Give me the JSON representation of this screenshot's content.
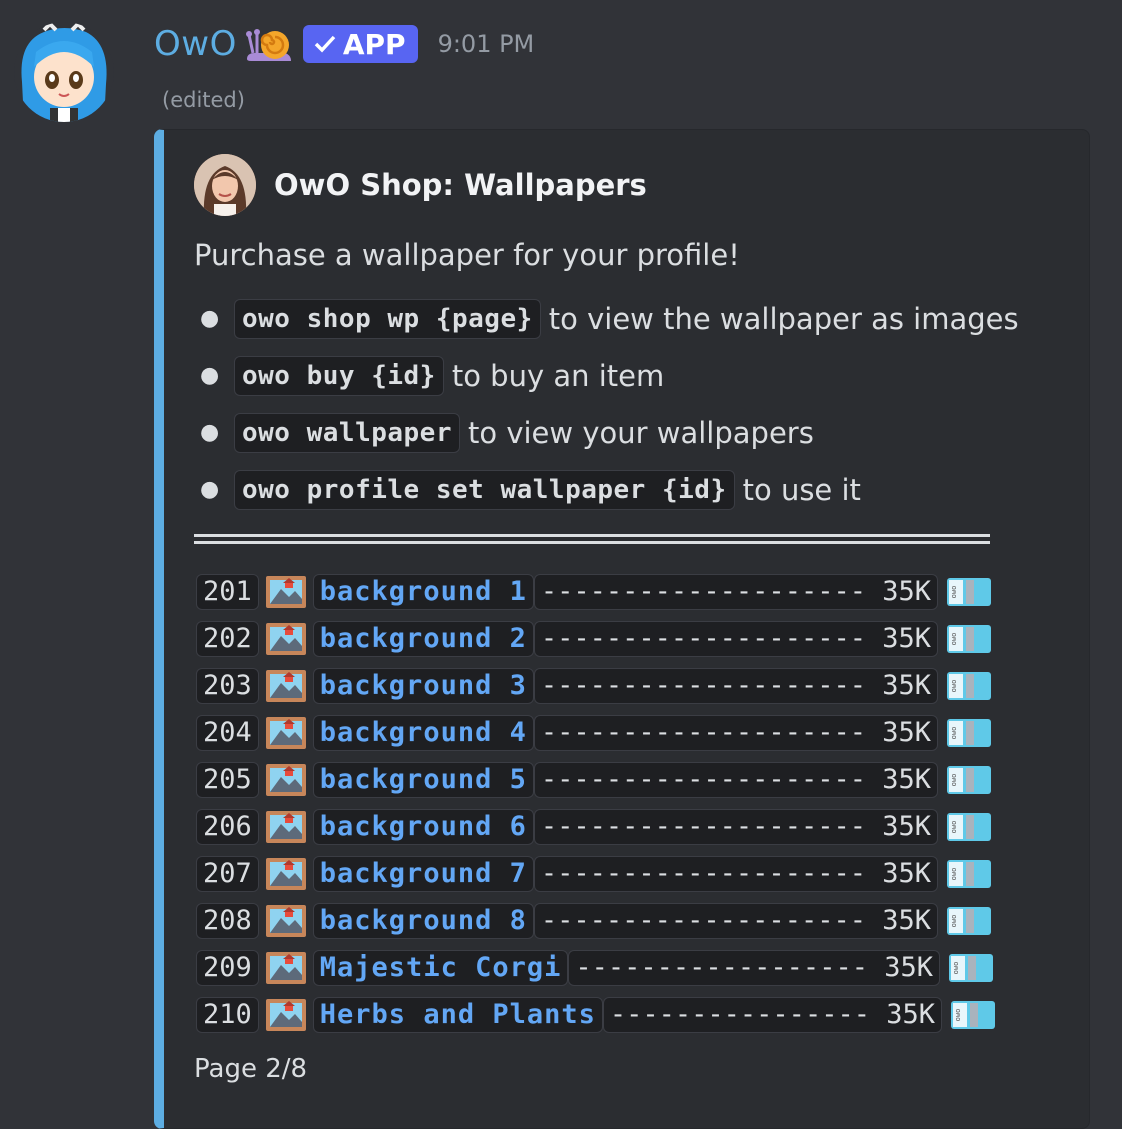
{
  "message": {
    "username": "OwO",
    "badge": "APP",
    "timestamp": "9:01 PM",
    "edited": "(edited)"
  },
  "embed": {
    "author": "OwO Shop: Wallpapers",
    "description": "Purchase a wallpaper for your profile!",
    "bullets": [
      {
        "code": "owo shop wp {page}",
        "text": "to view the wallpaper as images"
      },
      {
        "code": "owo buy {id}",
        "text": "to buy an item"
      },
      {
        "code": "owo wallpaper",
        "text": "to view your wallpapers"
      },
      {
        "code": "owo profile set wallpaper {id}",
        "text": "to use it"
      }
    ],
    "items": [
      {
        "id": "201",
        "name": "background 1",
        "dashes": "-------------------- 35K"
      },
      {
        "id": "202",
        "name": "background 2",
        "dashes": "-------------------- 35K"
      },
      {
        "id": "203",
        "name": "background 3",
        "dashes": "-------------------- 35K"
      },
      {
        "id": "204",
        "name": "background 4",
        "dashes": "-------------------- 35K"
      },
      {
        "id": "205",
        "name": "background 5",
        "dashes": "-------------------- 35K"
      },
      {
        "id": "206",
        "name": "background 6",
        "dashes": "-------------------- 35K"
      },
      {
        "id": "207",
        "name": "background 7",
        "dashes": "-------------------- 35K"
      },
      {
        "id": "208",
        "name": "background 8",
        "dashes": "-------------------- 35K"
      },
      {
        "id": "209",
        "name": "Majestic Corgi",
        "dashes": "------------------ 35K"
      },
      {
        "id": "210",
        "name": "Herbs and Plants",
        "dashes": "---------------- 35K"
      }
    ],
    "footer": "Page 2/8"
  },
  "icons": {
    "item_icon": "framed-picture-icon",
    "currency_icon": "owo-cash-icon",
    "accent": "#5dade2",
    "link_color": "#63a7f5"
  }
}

[Aim]
Leave out every line without the string "background" and copy the rest.

[Task result]
        "name": "background 1",
        "name": "background 2",
        "name": "background 3",
        "name": "background 4",
        "name": "background 5",
        "name": "background 6",
        "name": "background 7",
        "name": "background 8",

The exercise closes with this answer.